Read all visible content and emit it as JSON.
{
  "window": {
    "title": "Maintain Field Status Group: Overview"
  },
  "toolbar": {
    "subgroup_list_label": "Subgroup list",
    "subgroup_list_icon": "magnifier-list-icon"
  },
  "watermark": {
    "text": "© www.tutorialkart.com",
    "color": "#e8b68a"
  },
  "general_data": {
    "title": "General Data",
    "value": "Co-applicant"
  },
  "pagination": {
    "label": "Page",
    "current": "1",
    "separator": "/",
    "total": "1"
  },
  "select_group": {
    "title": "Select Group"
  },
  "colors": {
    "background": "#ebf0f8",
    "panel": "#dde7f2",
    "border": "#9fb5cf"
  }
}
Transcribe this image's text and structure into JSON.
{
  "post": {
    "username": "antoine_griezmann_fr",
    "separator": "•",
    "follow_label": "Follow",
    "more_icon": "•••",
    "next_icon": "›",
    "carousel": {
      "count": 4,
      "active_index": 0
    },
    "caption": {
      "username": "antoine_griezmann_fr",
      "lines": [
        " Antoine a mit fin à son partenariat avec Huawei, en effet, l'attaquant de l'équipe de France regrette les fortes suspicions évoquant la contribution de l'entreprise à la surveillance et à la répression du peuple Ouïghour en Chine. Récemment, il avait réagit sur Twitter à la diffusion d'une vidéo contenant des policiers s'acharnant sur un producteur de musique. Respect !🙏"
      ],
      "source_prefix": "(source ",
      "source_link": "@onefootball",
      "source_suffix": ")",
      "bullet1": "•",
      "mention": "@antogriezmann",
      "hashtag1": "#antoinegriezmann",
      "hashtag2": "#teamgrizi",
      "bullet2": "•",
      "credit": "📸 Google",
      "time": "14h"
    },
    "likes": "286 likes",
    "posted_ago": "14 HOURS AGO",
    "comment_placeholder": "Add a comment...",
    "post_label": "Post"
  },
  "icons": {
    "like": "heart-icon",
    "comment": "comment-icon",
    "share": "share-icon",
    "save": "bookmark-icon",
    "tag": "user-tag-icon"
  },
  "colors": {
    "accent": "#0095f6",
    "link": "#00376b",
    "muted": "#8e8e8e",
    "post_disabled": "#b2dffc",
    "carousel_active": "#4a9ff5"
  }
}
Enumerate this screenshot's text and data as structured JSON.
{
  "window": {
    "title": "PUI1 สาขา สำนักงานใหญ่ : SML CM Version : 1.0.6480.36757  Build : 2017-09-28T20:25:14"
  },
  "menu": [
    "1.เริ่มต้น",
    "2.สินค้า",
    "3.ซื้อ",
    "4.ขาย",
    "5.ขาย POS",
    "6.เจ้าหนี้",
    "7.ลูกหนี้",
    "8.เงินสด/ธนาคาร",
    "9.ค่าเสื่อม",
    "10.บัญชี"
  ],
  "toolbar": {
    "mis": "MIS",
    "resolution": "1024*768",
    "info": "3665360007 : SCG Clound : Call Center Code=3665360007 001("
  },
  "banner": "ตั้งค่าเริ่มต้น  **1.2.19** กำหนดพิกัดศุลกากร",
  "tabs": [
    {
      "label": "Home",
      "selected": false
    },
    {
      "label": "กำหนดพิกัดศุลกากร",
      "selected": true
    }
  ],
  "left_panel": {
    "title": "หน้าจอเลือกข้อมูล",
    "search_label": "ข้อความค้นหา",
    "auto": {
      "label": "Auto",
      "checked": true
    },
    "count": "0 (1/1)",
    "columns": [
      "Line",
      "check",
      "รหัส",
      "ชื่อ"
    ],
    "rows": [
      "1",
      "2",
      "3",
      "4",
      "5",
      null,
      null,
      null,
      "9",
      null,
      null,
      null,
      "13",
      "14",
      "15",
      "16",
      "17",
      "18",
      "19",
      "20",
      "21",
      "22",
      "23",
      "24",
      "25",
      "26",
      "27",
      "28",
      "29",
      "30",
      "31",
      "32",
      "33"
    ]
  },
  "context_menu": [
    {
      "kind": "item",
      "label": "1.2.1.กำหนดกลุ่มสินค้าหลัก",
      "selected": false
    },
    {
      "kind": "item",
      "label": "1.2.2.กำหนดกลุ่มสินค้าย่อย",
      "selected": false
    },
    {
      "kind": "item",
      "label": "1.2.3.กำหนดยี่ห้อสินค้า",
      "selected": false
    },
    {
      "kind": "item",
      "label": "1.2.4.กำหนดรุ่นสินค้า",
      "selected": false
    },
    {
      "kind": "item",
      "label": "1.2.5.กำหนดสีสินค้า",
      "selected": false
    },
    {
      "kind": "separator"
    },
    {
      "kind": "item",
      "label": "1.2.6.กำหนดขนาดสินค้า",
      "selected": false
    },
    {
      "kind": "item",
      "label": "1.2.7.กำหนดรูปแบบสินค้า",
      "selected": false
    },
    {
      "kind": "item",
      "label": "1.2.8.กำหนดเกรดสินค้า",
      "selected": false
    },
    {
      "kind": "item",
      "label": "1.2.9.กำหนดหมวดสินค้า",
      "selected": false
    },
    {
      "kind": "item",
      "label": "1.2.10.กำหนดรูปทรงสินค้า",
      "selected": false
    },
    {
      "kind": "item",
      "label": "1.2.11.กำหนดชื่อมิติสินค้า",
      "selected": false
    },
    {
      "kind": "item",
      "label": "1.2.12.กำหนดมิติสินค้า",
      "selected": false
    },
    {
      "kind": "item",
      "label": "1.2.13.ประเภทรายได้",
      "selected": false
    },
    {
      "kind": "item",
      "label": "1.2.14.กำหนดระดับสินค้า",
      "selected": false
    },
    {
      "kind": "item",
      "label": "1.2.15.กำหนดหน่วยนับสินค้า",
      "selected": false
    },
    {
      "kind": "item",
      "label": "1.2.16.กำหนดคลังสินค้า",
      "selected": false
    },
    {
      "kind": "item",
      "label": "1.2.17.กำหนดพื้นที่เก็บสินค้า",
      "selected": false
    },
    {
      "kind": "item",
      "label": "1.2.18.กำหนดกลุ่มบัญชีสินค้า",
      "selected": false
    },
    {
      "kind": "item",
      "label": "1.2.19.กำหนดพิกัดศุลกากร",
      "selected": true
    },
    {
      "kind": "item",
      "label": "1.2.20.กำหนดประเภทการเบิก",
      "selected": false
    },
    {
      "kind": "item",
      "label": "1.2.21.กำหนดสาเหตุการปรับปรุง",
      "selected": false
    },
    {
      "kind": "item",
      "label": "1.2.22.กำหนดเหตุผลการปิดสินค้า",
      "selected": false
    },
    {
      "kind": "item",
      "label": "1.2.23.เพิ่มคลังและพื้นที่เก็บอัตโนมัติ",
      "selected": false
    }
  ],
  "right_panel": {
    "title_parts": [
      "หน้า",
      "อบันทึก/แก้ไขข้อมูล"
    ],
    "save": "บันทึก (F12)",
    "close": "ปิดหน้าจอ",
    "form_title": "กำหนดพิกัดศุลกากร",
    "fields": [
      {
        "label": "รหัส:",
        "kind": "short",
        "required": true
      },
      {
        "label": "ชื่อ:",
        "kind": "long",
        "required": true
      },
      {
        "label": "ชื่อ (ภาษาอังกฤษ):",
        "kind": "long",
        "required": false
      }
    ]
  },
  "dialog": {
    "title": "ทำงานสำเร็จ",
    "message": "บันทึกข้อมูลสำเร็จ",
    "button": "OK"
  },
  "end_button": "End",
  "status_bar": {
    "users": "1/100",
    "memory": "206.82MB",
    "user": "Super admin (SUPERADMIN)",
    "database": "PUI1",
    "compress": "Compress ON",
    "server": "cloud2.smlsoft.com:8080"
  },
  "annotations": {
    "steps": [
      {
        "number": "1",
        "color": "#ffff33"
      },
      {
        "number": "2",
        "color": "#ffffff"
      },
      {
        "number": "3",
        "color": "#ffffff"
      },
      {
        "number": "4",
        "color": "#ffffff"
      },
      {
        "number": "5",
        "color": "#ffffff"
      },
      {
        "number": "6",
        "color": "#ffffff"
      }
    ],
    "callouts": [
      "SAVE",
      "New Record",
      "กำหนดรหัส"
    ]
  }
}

----------------------------------------

Directions: Return from the data every line that holds "กำหนดพ".

Full solution:
  "banner": "ตั้งค่าเริ่มต้น  **1.2.19** กำหนดพิกัดศุลกากร",
      "label": "กำหนดพิกัดศุลกากร",
      "label": "1.2.17.กำหนดพื้นที่เก็บสินค้า",
      "label": "1.2.19.กำหนดพิกัดศุลกากร",
    "form_title": "กำหนดพิกัดศุลกากร",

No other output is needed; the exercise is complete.